** STATED GOAL **
In the listing that follows, count the lines holding the word "type" and report only that number.

# # #

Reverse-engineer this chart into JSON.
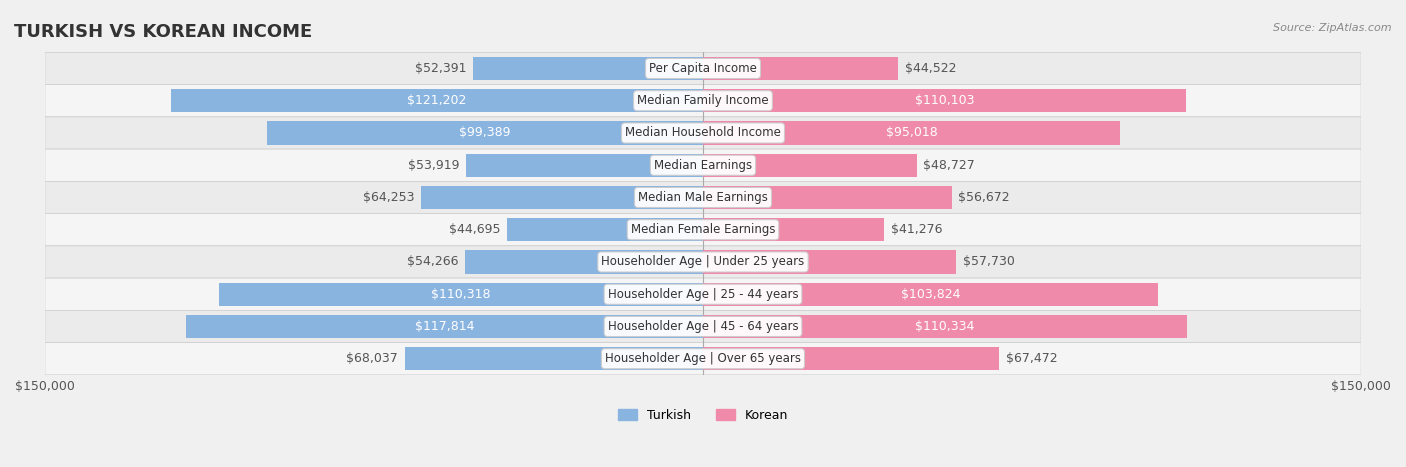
{
  "title": "TURKISH VS KOREAN INCOME",
  "source": "Source: ZipAtlas.com",
  "categories": [
    "Per Capita Income",
    "Median Family Income",
    "Median Household Income",
    "Median Earnings",
    "Median Male Earnings",
    "Median Female Earnings",
    "Householder Age | Under 25 years",
    "Householder Age | 25 - 44 years",
    "Householder Age | 45 - 64 years",
    "Householder Age | Over 65 years"
  ],
  "turkish_values": [
    52391,
    121202,
    99389,
    53919,
    64253,
    44695,
    54266,
    110318,
    117814,
    68037
  ],
  "korean_values": [
    44522,
    110103,
    95018,
    48727,
    56672,
    41276,
    57730,
    103824,
    110334,
    67472
  ],
  "turkish_color": "#8ab4e0",
  "korean_color": "#f08aaa",
  "turkish_label_color_inside": "#ffffff",
  "korean_label_color_inside": "#ffffff",
  "turkish_label_color_outside": "#555555",
  "korean_label_color_outside": "#555555",
  "max_value": 150000,
  "bg_color": "#f5f5f5",
  "row_bg_color": "#eeeeee",
  "row_bg_color2": "#f9f9f9",
  "inside_threshold": 80000,
  "label_fontsize": 9,
  "title_fontsize": 13,
  "axis_label": "$150,000"
}
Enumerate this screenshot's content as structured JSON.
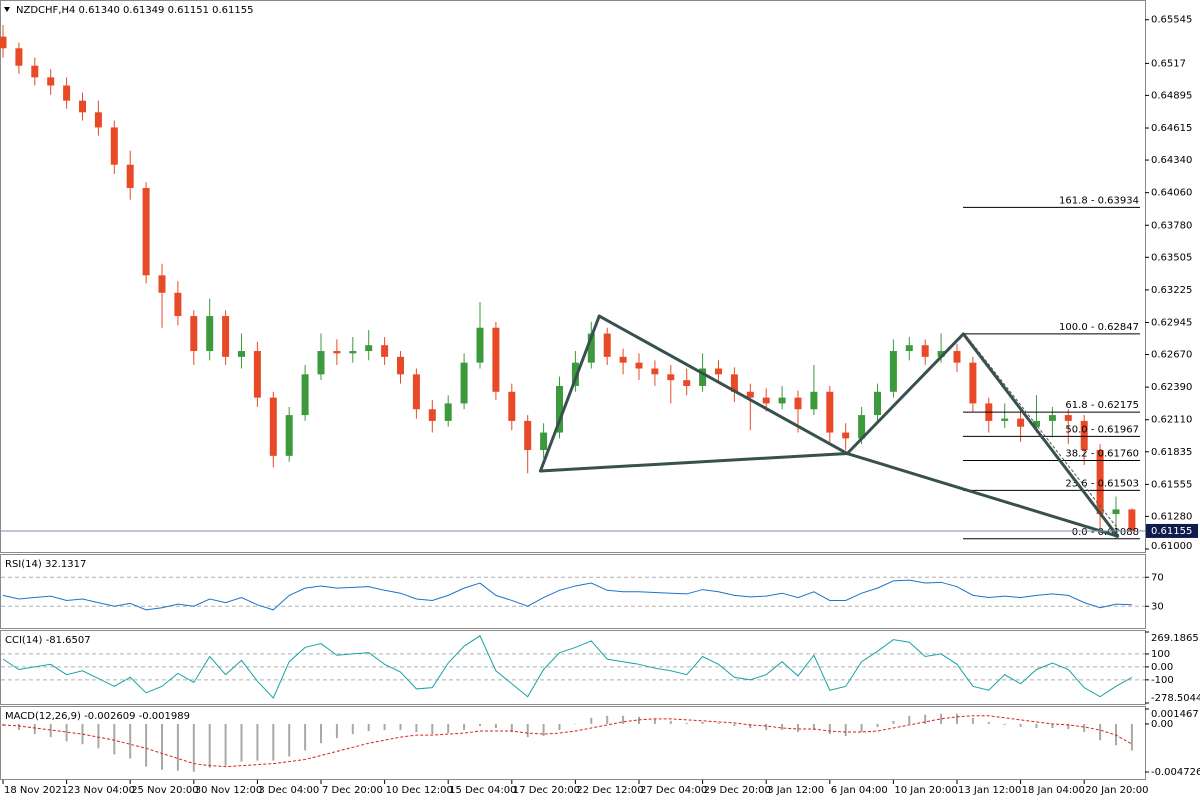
{
  "chart_data": [
    {
      "type": "candlestick",
      "title": "NZDCHF,H4  0.61340 0.61349 0.61151 0.61155",
      "categories": [
        "18 Nov 2021",
        null,
        null,
        null,
        "23 Nov 04:00",
        null,
        null,
        null,
        "25 Nov 20:00",
        null,
        null,
        null,
        "30 Nov 12:00",
        null,
        null,
        null,
        "3 Dec 04:00",
        null,
        null,
        null,
        "7 Dec 20:00",
        null,
        null,
        null,
        "10 Dec 12:00",
        null,
        null,
        null,
        "15 Dec 04:00",
        null,
        null,
        null,
        "17 Dec 20:00",
        null,
        null,
        null,
        "22 Dec 12:00",
        null,
        null,
        null,
        "27 Dec 04:00",
        null,
        null,
        null,
        "29 Dec 20:00",
        null,
        null,
        null,
        "3 Jan 12:00",
        null,
        null,
        null,
        "6 Jan 04:00",
        null,
        null,
        null,
        "10 Jan 20:00",
        null,
        null,
        null,
        "13 Jan 12:00",
        null,
        null,
        null,
        "18 Jan 04:00",
        null,
        null,
        null,
        "20 Jan 20:00",
        null,
        null,
        null
      ],
      "open": [
        0.654,
        0.653,
        0.6515,
        0.6505,
        0.6498,
        0.6485,
        0.6475,
        0.6462,
        0.643,
        0.641,
        0.6335,
        0.632,
        0.63,
        0.627,
        0.63,
        0.6265,
        0.627,
        0.623,
        0.618,
        0.6215,
        0.625,
        0.627,
        0.6268,
        0.627,
        0.6275,
        0.6265,
        0.625,
        0.622,
        0.621,
        0.6225,
        0.626,
        0.629,
        0.6235,
        0.621,
        0.6185,
        0.62,
        0.624,
        0.626,
        0.6285,
        0.6265,
        0.626,
        0.6255,
        0.625,
        0.6245,
        0.624,
        0.6255,
        0.625,
        0.6235,
        0.623,
        0.6225,
        0.623,
        0.622,
        0.6235,
        0.62,
        0.6195,
        0.6215,
        0.6235,
        0.627,
        0.6275,
        0.6265,
        0.627,
        0.626,
        0.6225,
        0.621,
        0.6212,
        0.6205,
        0.621,
        0.6215,
        0.621,
        0.6185,
        0.613,
        0.6134
      ],
      "high": [
        0.655,
        0.6535,
        0.6522,
        0.6512,
        0.6505,
        0.6492,
        0.6485,
        0.6468,
        0.6442,
        0.6415,
        0.6345,
        0.633,
        0.6305,
        0.6315,
        0.6305,
        0.6285,
        0.6278,
        0.6235,
        0.6222,
        0.6258,
        0.6285,
        0.628,
        0.6282,
        0.6288,
        0.6282,
        0.627,
        0.6255,
        0.6228,
        0.6232,
        0.6268,
        0.6312,
        0.6295,
        0.6242,
        0.6215,
        0.6208,
        0.6248,
        0.627,
        0.6295,
        0.629,
        0.6272,
        0.6268,
        0.6262,
        0.6258,
        0.6255,
        0.6268,
        0.6262,
        0.6256,
        0.6242,
        0.6238,
        0.624,
        0.6236,
        0.6258,
        0.624,
        0.6208,
        0.6222,
        0.6242,
        0.628,
        0.6282,
        0.628,
        0.6285,
        0.6276,
        0.6265,
        0.623,
        0.6225,
        0.622,
        0.6232,
        0.6222,
        0.622,
        0.6215,
        0.619,
        0.6145,
        0.61349
      ],
      "low": [
        0.6522,
        0.6508,
        0.6498,
        0.649,
        0.6478,
        0.6468,
        0.6455,
        0.6422,
        0.64,
        0.6328,
        0.629,
        0.6292,
        0.6258,
        0.6262,
        0.6258,
        0.6255,
        0.6222,
        0.617,
        0.6175,
        0.621,
        0.6245,
        0.6258,
        0.626,
        0.6262,
        0.6258,
        0.6242,
        0.6212,
        0.62,
        0.6205,
        0.622,
        0.6255,
        0.6228,
        0.6202,
        0.6165,
        0.6178,
        0.6195,
        0.6235,
        0.6255,
        0.6258,
        0.625,
        0.6245,
        0.624,
        0.6225,
        0.6232,
        0.6235,
        0.6242,
        0.6226,
        0.6202,
        0.6218,
        0.622,
        0.62,
        0.6215,
        0.6192,
        0.6185,
        0.619,
        0.621,
        0.623,
        0.6262,
        0.6258,
        0.626,
        0.6252,
        0.6218,
        0.62,
        0.6204,
        0.6192,
        0.62,
        0.6196,
        0.619,
        0.6172,
        0.6118,
        0.6109,
        0.61151
      ],
      "close": [
        0.653,
        0.6515,
        0.6505,
        0.6498,
        0.6485,
        0.6475,
        0.6462,
        0.643,
        0.641,
        0.6335,
        0.632,
        0.63,
        0.627,
        0.63,
        0.6265,
        0.627,
        0.623,
        0.618,
        0.6215,
        0.625,
        0.627,
        0.6268,
        0.627,
        0.6275,
        0.6265,
        0.625,
        0.622,
        0.621,
        0.6225,
        0.626,
        0.629,
        0.6235,
        0.621,
        0.6185,
        0.62,
        0.624,
        0.626,
        0.6285,
        0.6265,
        0.626,
        0.6255,
        0.625,
        0.6245,
        0.624,
        0.6255,
        0.625,
        0.6235,
        0.623,
        0.6225,
        0.623,
        0.622,
        0.6235,
        0.62,
        0.6195,
        0.6215,
        0.6235,
        0.627,
        0.6275,
        0.6265,
        0.627,
        0.626,
        0.6225,
        0.621,
        0.6212,
        0.6205,
        0.621,
        0.6215,
        0.621,
        0.6185,
        0.613,
        0.6134,
        0.61155
      ],
      "up_color": "#3c9a3c",
      "down_color": "#e84a27",
      "ylim": [
        0.61,
        0.6568
      ],
      "yticks": [
        0.65545,
        0.6517,
        0.64895,
        0.64615,
        {
          "value": 0.6434,
          "label": "0.64340"
        },
        {
          "value": 0.6406,
          "label": "0.64060"
        },
        {
          "value": 0.6378,
          "label": "0.63780"
        },
        0.63505,
        0.63225,
        0.62945,
        {
          "value": 0.6267,
          "label": "0.62670"
        },
        {
          "value": 0.6239,
          "label": "0.62390"
        },
        {
          "value": 0.6211,
          "label": "0.62110"
        },
        0.61835,
        0.61555,
        {
          "value": 0.6128,
          "label": "0.61280"
        },
        {
          "value": 0.61,
          "label": "0.61000"
        }
      ],
      "current_price": 0.61155,
      "fib_levels": [
        {
          "label": "161.8 - 0.63934",
          "value": 0.63934
        },
        {
          "label": "100.0 - 0.62847",
          "value": 0.62847
        },
        {
          "label": "61.8 - 0.62175",
          "value": 0.62175
        },
        {
          "label": "50.0 - 0.61967",
          "value": 0.61967
        },
        {
          "label": "38.2 - 0.61760",
          "value": 0.6176
        },
        {
          "label": "23.6 - 0.61503",
          "value": 0.61503
        },
        {
          "label": "0.0 - 0.61088",
          "value": 0.61088
        }
      ],
      "pattern_color": "#37514f",
      "pattern_points": [
        {
          "x": 33.8,
          "y": 0.6167
        },
        {
          "x": 37.5,
          "y": 0.63
        },
        {
          "x": 53.1,
          "y": 0.6182
        },
        {
          "x": 60.4,
          "y": 0.62847
        },
        {
          "x": 70.1,
          "y": 0.6111
        }
      ]
    },
    {
      "type": "line",
      "title": "RSI(14) 32.1317",
      "color": "#1e73c8",
      "grid": "dashed",
      "values": [
        45,
        40,
        42,
        44,
        38,
        40,
        35,
        30,
        34,
        25,
        28,
        33,
        30,
        40,
        35,
        42,
        32,
        25,
        45,
        55,
        58,
        55,
        56,
        57,
        52,
        48,
        40,
        38,
        45,
        55,
        62,
        45,
        38,
        30,
        42,
        52,
        58,
        62,
        52,
        50,
        50,
        49,
        48,
        47,
        53,
        50,
        45,
        43,
        44,
        48,
        42,
        50,
        38,
        38,
        48,
        55,
        65,
        66,
        62,
        63,
        57,
        45,
        42,
        44,
        42,
        45,
        47,
        45,
        35,
        28,
        33,
        32.1317
      ],
      "ylim": [
        0,
        100
      ],
      "yticks": [
        70,
        30
      ]
    },
    {
      "type": "line",
      "title": "CCI(14) -81.6507",
      "color": "#1aa3a3",
      "grid": "dashed",
      "values": [
        60,
        -20,
        0,
        20,
        -60,
        -30,
        -90,
        -150,
        -80,
        -200,
        -150,
        -50,
        -120,
        80,
        -60,
        50,
        -110,
        -240,
        40,
        150,
        180,
        90,
        100,
        110,
        20,
        -40,
        -170,
        -160,
        30,
        160,
        240,
        -30,
        -130,
        -230,
        -20,
        110,
        150,
        200,
        60,
        40,
        20,
        -10,
        -30,
        -60,
        80,
        20,
        -80,
        -100,
        -60,
        40,
        -70,
        90,
        -180,
        -150,
        40,
        120,
        210,
        190,
        80,
        100,
        20,
        -150,
        -180,
        -60,
        -130,
        -20,
        30,
        -20,
        -160,
        -230,
        -150,
        -81.6507
      ],
      "ylim": [
        -278.5044,
        269.1865
      ],
      "yticks": [
        269.1865,
        100,
        {
          "value": 0,
          "label": "0.00"
        },
        -100,
        -278.5044
      ]
    },
    {
      "type": "macd",
      "title": "MACD(12,26,9) -0.002609 -0.001989",
      "histogram_color": "#a8a8a8",
      "signal_color": "#d62020",
      "histogram": [
        -0.0002,
        -0.0006,
        -0.001,
        -0.0013,
        -0.0017,
        -0.002,
        -0.0024,
        -0.003,
        -0.0034,
        -0.0042,
        -0.0045,
        -0.0046,
        -0.0047,
        -0.0043,
        -0.0041,
        -0.0037,
        -0.0036,
        -0.0036,
        -0.0032,
        -0.0026,
        -0.0019,
        -0.0014,
        -0.001,
        -0.0007,
        -0.0006,
        -0.0006,
        -0.0008,
        -0.001,
        -0.0009,
        -0.0006,
        -0.0002,
        -0.0004,
        -0.0008,
        -0.0013,
        -0.0012,
        -0.0006,
        0.0,
        0.0006,
        0.0008,
        0.0008,
        0.0007,
        0.0005,
        0.0003,
        0.0001,
        0.0002,
        0.0001,
        -0.0002,
        -0.0004,
        -0.0006,
        -0.0006,
        -0.0008,
        -0.0006,
        -0.001,
        -0.0012,
        -0.0008,
        -0.0003,
        0.0003,
        0.0008,
        0.0009,
        0.001,
        0.001,
        0.0006,
        0.0002,
        -0.0001,
        -0.0003,
        -0.0004,
        -0.0004,
        -0.0005,
        -0.0008,
        -0.0016,
        -0.0021,
        -0.002609
      ],
      "signal": [
        -0.0001,
        -0.0002,
        -0.0004,
        -0.0006,
        -0.0008,
        -0.001,
        -0.0013,
        -0.0016,
        -0.002,
        -0.0024,
        -0.0029,
        -0.0034,
        -0.0039,
        -0.0041,
        -0.0042,
        -0.0041,
        -0.004,
        -0.0039,
        -0.0037,
        -0.0035,
        -0.0031,
        -0.0027,
        -0.0023,
        -0.0019,
        -0.0016,
        -0.0013,
        -0.0011,
        -0.0011,
        -0.001,
        -0.0009,
        -0.0007,
        -0.0007,
        -0.0007,
        -0.0009,
        -0.001,
        -0.0009,
        -0.0007,
        -0.0004,
        -0.0001,
        0.0002,
        0.0004,
        0.0005,
        0.0005,
        0.0004,
        0.0003,
        0.0002,
        0.0001,
        -0.0001,
        -0.0002,
        -0.0004,
        -0.0005,
        -0.0005,
        -0.0007,
        -0.0008,
        -0.0008,
        -0.0007,
        -0.0004,
        -0.0001,
        0.0002,
        0.0005,
        0.0007,
        0.0008,
        0.0008,
        0.0006,
        0.0004,
        0.0002,
        0.0,
        -0.0001,
        -0.0003,
        -0.0006,
        -0.0011,
        -0.001989
      ],
      "ylim": [
        -0.004726,
        0.001467
      ],
      "yticks": [
        0.001467,
        {
          "value": 0,
          "label": "0.00"
        },
        -0.004726
      ]
    }
  ]
}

# # #

** WRITTEN SOLUTION **
4